* Task brief: All lines in which the word "предприятия" occurs are to be extracted.

* Task material:

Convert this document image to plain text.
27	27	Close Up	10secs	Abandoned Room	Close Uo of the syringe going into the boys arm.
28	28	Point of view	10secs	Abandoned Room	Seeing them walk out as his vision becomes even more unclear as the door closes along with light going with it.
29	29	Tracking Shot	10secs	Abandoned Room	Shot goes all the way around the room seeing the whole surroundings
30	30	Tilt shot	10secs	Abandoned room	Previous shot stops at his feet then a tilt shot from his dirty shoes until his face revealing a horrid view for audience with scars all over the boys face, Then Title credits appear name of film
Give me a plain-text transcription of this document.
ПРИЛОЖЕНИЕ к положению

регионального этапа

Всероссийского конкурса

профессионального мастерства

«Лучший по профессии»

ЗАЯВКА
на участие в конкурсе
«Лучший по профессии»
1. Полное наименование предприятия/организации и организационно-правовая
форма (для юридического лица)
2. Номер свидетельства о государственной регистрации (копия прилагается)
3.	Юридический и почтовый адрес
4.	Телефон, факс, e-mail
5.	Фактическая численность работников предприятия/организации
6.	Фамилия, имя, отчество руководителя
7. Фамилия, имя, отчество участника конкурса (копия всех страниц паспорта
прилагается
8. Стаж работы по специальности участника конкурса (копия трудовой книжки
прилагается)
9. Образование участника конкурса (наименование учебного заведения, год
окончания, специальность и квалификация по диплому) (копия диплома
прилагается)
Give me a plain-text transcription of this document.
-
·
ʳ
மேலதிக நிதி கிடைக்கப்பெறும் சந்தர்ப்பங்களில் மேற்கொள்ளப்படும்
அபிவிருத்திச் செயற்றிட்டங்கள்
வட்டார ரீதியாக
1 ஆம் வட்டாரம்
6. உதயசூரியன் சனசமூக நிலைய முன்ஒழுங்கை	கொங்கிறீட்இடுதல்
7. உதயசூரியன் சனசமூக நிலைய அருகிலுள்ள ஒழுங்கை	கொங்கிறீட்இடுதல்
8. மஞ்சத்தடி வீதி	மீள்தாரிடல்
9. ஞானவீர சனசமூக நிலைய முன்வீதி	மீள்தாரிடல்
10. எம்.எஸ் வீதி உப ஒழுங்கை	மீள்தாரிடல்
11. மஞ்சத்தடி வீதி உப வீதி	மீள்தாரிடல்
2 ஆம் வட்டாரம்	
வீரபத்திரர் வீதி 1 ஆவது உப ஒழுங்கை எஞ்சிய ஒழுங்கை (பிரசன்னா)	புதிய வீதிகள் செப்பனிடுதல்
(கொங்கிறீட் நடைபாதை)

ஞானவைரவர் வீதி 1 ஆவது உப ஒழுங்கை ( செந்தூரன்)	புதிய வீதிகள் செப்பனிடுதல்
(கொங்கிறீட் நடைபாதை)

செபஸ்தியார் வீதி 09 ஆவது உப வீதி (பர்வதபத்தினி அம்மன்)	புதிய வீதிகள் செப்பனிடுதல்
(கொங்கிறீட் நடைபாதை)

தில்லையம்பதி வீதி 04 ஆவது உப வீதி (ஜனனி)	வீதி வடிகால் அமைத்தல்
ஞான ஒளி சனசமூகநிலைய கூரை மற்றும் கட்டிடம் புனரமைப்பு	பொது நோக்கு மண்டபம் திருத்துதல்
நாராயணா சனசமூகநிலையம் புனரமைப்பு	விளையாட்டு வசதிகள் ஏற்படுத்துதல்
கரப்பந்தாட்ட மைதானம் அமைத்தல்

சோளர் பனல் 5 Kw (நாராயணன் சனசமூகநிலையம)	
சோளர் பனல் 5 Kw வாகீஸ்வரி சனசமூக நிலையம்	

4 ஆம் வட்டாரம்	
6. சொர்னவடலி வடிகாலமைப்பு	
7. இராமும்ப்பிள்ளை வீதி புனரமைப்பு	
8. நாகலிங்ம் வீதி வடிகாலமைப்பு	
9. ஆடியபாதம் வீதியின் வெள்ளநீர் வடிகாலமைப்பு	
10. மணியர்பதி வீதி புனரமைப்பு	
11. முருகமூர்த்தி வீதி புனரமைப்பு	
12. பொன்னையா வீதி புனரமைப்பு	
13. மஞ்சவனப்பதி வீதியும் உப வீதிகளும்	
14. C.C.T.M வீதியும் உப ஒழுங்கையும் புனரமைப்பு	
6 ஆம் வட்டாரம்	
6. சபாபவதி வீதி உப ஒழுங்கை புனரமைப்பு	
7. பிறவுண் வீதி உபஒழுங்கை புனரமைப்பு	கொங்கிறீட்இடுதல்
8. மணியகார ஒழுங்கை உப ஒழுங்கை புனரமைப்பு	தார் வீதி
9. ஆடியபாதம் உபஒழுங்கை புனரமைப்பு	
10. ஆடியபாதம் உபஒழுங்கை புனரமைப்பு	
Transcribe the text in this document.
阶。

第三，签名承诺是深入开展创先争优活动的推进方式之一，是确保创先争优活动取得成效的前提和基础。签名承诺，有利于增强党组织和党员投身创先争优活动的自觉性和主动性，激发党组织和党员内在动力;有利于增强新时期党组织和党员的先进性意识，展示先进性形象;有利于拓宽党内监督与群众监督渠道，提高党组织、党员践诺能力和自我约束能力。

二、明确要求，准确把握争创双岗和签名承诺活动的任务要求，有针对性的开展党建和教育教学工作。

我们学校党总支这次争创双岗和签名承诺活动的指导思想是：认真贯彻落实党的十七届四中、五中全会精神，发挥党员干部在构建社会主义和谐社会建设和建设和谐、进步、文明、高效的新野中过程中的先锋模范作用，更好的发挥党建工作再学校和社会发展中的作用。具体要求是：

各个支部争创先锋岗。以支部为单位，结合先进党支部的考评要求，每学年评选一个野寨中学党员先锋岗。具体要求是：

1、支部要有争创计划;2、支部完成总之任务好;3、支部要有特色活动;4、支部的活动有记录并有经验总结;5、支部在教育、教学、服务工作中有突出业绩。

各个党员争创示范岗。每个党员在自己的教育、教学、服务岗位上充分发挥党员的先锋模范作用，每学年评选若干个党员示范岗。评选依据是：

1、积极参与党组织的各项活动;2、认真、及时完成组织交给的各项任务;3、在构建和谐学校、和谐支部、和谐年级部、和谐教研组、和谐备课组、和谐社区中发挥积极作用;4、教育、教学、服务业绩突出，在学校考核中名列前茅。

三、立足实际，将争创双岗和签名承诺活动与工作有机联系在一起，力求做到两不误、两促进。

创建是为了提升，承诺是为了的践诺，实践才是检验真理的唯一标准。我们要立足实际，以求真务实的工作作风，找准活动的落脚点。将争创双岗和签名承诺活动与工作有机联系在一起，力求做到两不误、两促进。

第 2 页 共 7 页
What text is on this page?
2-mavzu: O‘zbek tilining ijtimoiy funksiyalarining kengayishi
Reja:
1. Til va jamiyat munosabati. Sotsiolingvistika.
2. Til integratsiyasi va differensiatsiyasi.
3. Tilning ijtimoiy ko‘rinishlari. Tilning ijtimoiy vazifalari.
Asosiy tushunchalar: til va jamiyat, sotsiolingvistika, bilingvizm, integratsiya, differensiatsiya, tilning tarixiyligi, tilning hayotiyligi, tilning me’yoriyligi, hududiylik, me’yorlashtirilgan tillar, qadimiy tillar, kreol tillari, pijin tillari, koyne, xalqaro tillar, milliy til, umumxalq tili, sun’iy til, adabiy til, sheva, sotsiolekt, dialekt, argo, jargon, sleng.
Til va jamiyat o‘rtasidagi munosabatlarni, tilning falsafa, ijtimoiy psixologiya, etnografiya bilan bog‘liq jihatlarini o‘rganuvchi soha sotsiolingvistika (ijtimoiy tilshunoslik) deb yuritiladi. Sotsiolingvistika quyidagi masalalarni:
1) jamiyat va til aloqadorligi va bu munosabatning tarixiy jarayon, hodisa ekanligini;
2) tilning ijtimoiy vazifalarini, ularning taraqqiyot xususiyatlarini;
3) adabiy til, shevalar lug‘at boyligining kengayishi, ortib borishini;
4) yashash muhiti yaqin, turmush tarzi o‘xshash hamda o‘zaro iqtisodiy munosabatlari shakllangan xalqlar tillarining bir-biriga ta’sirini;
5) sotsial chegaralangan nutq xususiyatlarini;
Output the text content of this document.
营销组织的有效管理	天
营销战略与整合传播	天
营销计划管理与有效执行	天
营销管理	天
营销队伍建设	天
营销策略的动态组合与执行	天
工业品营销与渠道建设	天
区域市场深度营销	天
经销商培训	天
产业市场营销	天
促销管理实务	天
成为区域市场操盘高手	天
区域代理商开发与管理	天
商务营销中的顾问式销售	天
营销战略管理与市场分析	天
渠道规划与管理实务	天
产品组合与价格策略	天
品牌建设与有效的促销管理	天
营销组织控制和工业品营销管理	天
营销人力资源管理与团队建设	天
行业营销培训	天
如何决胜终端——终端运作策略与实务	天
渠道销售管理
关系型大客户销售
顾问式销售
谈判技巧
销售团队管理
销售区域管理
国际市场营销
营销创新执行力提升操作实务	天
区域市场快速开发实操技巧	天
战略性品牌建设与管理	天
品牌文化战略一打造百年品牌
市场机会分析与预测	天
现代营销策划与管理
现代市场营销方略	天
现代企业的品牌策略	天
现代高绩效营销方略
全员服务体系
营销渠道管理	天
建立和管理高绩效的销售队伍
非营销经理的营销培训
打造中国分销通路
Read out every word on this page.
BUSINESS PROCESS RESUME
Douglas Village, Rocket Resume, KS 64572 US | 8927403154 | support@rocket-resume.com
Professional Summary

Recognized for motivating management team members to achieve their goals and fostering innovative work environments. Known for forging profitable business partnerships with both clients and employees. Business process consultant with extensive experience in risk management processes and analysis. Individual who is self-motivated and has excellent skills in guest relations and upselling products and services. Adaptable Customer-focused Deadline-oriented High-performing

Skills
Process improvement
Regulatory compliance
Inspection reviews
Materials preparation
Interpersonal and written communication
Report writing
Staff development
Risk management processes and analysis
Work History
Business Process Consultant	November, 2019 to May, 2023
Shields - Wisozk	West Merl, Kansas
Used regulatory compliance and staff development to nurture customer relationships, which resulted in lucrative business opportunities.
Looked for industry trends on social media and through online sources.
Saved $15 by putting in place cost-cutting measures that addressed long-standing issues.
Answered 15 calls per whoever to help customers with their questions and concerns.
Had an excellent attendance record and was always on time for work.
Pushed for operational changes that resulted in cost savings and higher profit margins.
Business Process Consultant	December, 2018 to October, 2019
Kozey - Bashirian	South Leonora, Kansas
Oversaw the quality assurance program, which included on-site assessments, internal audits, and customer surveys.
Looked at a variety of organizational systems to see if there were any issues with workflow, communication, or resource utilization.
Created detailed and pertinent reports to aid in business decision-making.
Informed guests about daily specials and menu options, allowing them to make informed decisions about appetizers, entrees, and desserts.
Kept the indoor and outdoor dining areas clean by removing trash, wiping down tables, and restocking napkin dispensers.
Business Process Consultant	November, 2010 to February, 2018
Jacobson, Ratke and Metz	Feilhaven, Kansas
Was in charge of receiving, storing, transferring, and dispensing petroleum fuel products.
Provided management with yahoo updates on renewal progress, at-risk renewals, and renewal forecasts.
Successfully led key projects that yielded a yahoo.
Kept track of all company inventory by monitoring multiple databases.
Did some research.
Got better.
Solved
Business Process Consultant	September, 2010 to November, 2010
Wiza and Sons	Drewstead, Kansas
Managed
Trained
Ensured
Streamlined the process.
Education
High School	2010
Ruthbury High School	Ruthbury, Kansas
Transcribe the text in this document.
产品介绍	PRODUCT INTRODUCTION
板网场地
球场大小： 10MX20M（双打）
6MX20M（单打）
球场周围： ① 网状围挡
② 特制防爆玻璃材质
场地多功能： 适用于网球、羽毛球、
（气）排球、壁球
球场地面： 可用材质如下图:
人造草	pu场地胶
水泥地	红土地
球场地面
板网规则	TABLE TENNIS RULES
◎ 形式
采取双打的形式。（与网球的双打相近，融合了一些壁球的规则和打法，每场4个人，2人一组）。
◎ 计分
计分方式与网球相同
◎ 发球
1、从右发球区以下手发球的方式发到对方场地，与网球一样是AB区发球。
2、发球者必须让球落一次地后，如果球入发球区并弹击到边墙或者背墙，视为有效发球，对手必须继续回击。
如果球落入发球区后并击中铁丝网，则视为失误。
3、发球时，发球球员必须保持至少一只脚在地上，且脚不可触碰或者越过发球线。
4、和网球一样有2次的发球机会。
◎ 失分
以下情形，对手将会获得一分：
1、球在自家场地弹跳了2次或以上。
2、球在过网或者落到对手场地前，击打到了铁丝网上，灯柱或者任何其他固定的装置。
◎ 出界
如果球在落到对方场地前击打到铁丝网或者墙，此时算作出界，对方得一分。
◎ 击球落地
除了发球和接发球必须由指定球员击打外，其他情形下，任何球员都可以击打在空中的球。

* Response below:
1. Полное наименование предприятия/организации и организационно-правовая
5.	Фактическая численность работников предприятия/организации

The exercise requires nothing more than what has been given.